#### THE EXERCISE:
Each line that contains the word "soluzioni" counts once; give the total for the records below and nothing else.

===== DATA EXCERPTS

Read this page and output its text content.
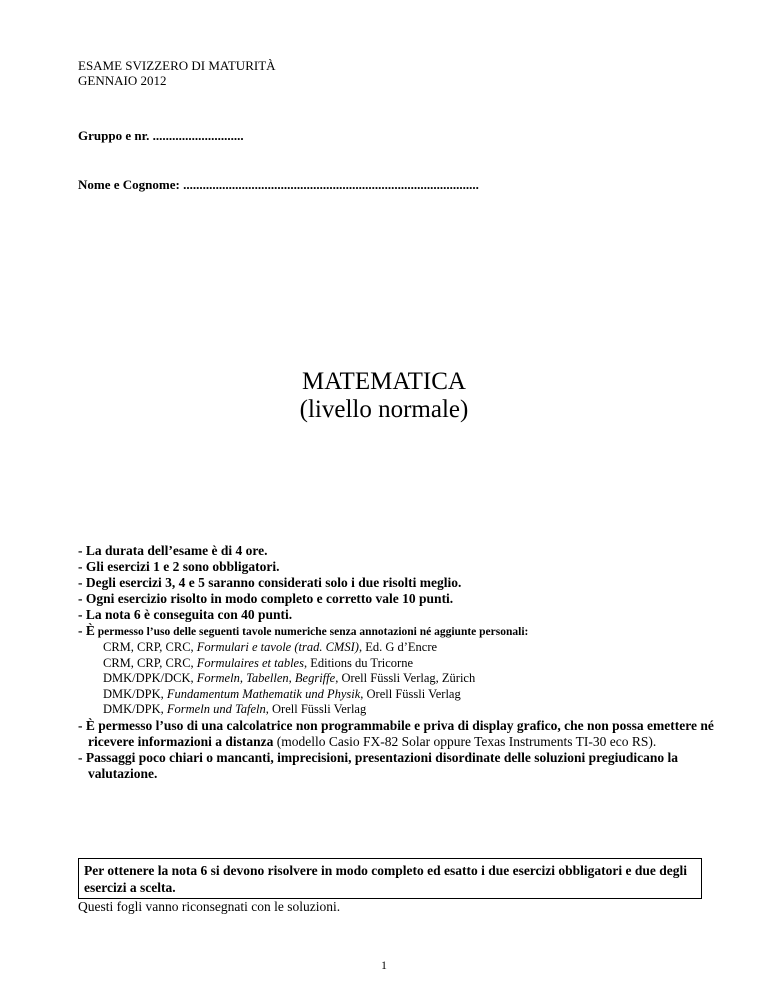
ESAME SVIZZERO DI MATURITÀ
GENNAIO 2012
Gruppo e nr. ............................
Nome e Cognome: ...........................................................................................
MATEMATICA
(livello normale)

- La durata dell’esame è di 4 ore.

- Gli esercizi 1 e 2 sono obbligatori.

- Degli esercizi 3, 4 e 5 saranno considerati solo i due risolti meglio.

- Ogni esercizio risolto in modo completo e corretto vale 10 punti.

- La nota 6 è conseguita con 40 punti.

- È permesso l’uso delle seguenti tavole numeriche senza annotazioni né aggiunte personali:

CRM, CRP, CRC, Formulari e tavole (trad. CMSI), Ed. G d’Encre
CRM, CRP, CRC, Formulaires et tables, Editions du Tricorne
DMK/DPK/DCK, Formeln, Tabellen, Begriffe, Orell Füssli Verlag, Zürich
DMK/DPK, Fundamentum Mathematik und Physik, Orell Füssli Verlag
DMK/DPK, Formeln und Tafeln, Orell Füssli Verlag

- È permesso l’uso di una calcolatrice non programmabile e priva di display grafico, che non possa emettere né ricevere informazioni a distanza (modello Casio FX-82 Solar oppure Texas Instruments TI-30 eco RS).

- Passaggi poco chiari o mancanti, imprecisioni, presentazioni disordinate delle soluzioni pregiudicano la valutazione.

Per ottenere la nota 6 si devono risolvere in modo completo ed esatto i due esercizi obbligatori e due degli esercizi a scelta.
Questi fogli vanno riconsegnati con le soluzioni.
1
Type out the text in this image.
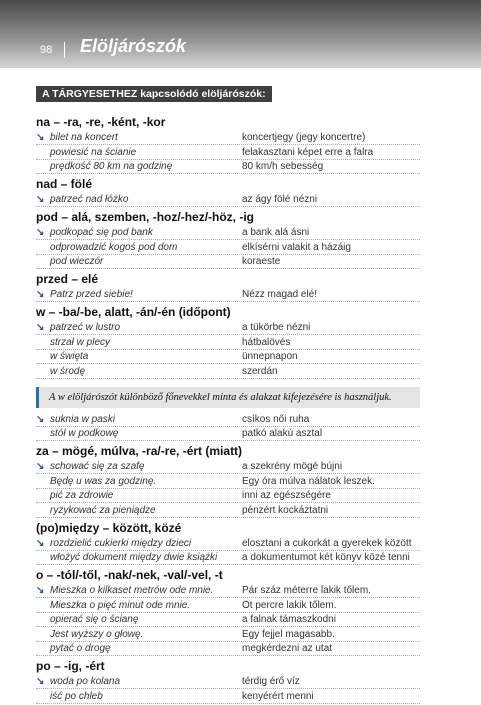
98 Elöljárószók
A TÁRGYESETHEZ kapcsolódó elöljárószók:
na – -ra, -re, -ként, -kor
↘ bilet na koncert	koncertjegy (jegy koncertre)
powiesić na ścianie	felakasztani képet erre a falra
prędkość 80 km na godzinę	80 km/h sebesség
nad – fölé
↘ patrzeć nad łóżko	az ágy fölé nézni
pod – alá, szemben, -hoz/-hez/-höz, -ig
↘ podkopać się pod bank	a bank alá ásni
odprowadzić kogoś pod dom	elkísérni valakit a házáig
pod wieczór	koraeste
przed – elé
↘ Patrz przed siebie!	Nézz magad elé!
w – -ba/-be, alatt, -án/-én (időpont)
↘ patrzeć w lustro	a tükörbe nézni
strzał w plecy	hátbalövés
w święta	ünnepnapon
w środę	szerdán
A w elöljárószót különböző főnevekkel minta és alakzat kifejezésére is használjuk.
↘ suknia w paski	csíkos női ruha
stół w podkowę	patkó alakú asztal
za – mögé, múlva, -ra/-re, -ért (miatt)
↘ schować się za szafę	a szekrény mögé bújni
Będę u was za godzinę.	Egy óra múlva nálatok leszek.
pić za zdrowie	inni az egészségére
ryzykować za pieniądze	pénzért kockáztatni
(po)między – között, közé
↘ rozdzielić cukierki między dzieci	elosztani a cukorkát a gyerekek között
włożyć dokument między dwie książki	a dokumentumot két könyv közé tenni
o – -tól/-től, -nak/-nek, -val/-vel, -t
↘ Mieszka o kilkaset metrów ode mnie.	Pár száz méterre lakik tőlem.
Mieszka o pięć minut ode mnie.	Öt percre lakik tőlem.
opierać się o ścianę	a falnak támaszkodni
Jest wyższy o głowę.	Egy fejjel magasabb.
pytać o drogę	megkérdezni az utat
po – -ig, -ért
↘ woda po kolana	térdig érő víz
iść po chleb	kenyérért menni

==========
===== DATA EXCERPTS

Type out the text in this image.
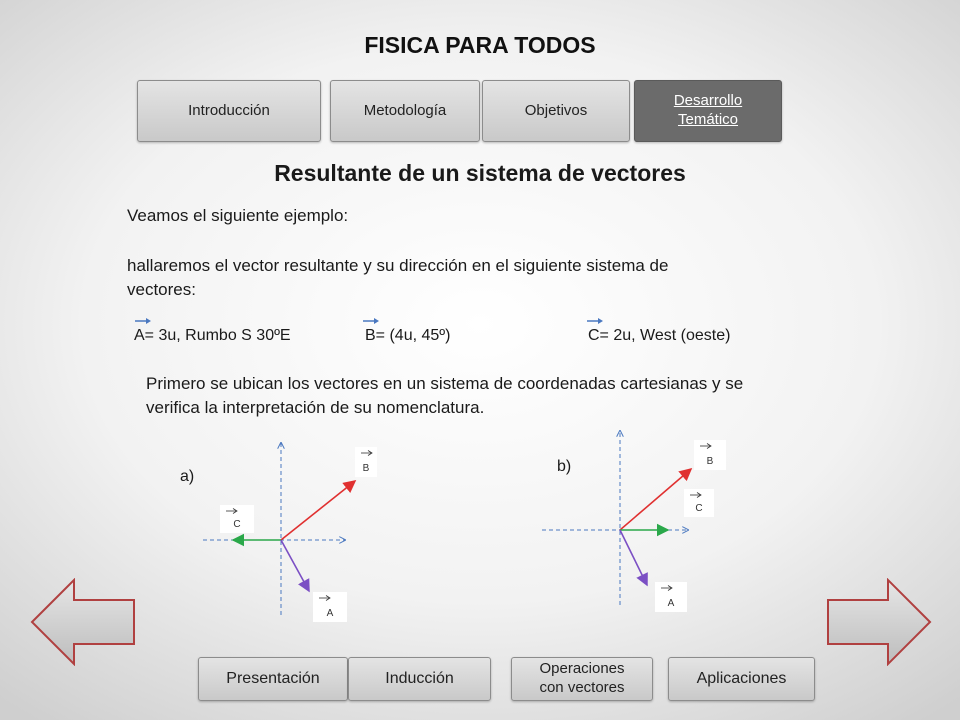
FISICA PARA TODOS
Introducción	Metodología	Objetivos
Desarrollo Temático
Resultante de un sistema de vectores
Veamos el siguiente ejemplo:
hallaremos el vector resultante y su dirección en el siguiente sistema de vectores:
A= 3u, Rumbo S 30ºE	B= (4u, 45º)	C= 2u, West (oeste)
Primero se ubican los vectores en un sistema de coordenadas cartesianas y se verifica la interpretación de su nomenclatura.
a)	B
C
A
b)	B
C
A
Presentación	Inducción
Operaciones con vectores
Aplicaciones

==========

#### SOLUTION FOR THIS PROBLEM:
2